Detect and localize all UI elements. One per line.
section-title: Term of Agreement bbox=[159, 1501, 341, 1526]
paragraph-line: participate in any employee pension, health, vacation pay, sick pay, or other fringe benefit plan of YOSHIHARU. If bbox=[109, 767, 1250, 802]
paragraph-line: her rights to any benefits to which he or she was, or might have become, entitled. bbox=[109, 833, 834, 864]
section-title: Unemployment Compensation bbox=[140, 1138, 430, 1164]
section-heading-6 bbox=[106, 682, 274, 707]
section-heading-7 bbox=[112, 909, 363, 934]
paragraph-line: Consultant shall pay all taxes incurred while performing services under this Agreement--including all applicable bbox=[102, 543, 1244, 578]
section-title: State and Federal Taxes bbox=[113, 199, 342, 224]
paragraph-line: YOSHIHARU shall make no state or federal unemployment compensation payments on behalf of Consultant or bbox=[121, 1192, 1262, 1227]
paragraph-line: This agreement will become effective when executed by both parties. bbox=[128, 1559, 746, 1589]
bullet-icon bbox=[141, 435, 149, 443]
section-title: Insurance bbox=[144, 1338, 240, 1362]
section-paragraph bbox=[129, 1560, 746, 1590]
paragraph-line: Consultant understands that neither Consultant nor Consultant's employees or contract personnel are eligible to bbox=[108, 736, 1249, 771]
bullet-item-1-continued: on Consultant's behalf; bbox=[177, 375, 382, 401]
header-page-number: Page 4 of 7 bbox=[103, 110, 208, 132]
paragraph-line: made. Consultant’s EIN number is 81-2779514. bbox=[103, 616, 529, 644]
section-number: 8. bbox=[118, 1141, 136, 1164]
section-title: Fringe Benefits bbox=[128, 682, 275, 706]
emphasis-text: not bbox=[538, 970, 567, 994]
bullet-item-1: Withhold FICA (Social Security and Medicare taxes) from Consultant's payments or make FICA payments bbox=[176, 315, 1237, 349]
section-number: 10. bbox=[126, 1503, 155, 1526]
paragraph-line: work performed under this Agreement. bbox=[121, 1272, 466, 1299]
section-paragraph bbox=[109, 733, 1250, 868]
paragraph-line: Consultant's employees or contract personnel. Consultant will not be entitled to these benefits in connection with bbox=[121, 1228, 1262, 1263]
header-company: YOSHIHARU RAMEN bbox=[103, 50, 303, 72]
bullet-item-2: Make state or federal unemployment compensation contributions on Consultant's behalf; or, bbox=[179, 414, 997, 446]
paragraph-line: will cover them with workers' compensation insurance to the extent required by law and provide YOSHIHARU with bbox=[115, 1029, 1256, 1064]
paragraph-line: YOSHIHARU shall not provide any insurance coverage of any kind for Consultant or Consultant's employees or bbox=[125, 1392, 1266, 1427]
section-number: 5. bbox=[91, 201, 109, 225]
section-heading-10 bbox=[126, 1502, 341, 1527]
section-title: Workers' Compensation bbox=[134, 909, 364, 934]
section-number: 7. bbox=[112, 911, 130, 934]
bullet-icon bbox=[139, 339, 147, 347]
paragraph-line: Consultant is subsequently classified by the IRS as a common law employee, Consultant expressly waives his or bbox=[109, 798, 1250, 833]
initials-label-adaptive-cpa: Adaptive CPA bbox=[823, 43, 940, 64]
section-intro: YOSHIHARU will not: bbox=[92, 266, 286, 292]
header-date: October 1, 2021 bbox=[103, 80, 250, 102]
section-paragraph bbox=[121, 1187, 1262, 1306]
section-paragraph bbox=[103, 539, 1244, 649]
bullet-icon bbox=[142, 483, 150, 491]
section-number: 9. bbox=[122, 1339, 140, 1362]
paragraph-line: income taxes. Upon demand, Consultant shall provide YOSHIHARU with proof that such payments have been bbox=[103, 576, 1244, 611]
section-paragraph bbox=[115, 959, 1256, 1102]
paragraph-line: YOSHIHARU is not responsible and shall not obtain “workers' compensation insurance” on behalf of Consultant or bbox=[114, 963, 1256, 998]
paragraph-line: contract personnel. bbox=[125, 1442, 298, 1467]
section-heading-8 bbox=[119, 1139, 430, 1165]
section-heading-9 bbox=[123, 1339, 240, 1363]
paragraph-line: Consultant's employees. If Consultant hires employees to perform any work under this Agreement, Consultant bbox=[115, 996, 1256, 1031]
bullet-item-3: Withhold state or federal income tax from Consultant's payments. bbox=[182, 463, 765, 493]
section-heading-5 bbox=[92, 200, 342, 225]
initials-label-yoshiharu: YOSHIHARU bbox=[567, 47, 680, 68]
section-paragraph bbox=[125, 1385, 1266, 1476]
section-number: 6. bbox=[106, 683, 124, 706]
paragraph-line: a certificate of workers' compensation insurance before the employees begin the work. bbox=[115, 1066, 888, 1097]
==================================================
• [Problem requirements]
Copy every line of the records above exactly as it appears, keeping each line in the same order.

• [Complete response]
Detect and localize all UI elements. One per line.
section-title: Term of Agreement bbox=[159, 1501, 341, 1526]
paragraph-line: participate in any employee pension, health, vacation pay, sick pay, or other fringe benefit plan of YOSHIHARU. If bbox=[109, 767, 1250, 802]
paragraph-line: her rights to any benefits to which he or she was, or might have become, entitled. bbox=[109, 833, 834, 864]
section-title: Unemployment Compensation bbox=[140, 1138, 430, 1164]
section-heading-6 bbox=[106, 682, 274, 707]
section-heading-7 bbox=[112, 909, 363, 934]
paragraph-line: Consultant shall pay all taxes incurred while performing services under this Agreement--including all applicable bbox=[102, 543, 1244, 578]
section-title: State and Federal Taxes bbox=[113, 199, 342, 224]
paragraph-line: YOSHIHARU shall make no state or federal unemployment compensation payments on behalf of Consultant or bbox=[121, 1192, 1262, 1227]
paragraph-line: This agreement will become effective when executed by both parties. bbox=[128, 1559, 746, 1589]
bullet-icon bbox=[141, 435, 149, 443]
section-title: Insurance bbox=[144, 1338, 240, 1362]
section-paragraph bbox=[129, 1560, 746, 1590]
paragraph-line: Consultant understands that neither Consultant nor Consultant's employees or contract personnel are eligible to bbox=[108, 736, 1249, 771]
bullet-item-1-continued: on Consultant's behalf; bbox=[177, 375, 382, 401]
header-page-number: Page 4 of 7 bbox=[103, 110, 208, 132]
paragraph-line: made. Consultant’s EIN number is 81-2779514. bbox=[103, 616, 529, 644]
section-number: 8. bbox=[118, 1141, 136, 1164]
section-title: Fringe Benefits bbox=[128, 682, 275, 706]
emphasis-text: not bbox=[538, 970, 567, 994]
bullet-item-1: Withhold FICA (Social Security and Medicare taxes) from Consultant's payments or make FICA payments bbox=[176, 315, 1237, 349]
section-number: 10. bbox=[126, 1503, 155, 1526]
paragraph-line: work performed under this Agreement. bbox=[121, 1272, 466, 1299]
section-paragraph bbox=[109, 733, 1250, 868]
paragraph-line: Consultant's employees or contract personnel. Consultant will not be entitled to these benefits in connection with bbox=[121, 1228, 1262, 1263]
header-company: YOSHIHARU RAMEN bbox=[103, 50, 303, 72]
bullet-item-2: Make state or federal unemployment compensation contributions on Consultant's behalf; or, bbox=[179, 414, 997, 446]
paragraph-line: will cover them with workers' compensation insurance to the extent required by law and provide YOSHIHARU with bbox=[115, 1029, 1256, 1064]
paragraph-line: YOSHIHARU shall not provide any insurance coverage of any kind for Consultant or Consultant's employees or bbox=[125, 1392, 1266, 1427]
section-number: 5. bbox=[91, 201, 109, 225]
section-heading-10 bbox=[126, 1502, 341, 1527]
section-title: Workers' Compensation bbox=[134, 909, 364, 934]
section-number: 7. bbox=[112, 911, 130, 934]
bullet-icon bbox=[139, 339, 147, 347]
paragraph-line: Consultant is subsequently classified by the IRS as a common law employee, Consultant expressly waives his or bbox=[109, 798, 1250, 833]
initials-label-adaptive-cpa: Adaptive CPA bbox=[823, 43, 940, 64]
section-intro: YOSHIHARU will not: bbox=[92, 266, 286, 292]
header-date: October 1, 2021 bbox=[103, 80, 250, 102]
section-paragraph bbox=[121, 1187, 1262, 1306]
section-paragraph bbox=[103, 539, 1244, 649]
bullet-icon bbox=[142, 483, 150, 491]
section-number: 9. bbox=[122, 1339, 140, 1362]
paragraph-line: income taxes. Upon demand, Consultant shall provide YOSHIHARU with proof that such payments have been bbox=[103, 576, 1244, 611]
section-paragraph bbox=[115, 959, 1256, 1102]
paragraph-line: YOSHIHARU is not responsible and shall not obtain “workers' compensation insurance” on behalf of Consultant or bbox=[114, 963, 1256, 998]
paragraph-line: contract personnel. bbox=[125, 1442, 298, 1467]
section-heading-8 bbox=[119, 1139, 430, 1165]
section-heading-9 bbox=[123, 1339, 240, 1363]
paragraph-line: Consultant's employees. If Consultant hires employees to perform any work under this Agreement, Consultant bbox=[115, 996, 1256, 1031]
bullet-item-3: Withhold state or federal income tax from Consultant's payments. bbox=[182, 463, 765, 493]
section-heading-5 bbox=[92, 200, 342, 225]
initials-label-yoshiharu: YOSHIHARU bbox=[567, 47, 680, 68]
section-paragraph bbox=[125, 1385, 1266, 1476]
section-number: 6. bbox=[106, 683, 124, 706]
paragraph-line: a certificate of workers' compensation insurance before the employees begin the work. bbox=[115, 1066, 888, 1097]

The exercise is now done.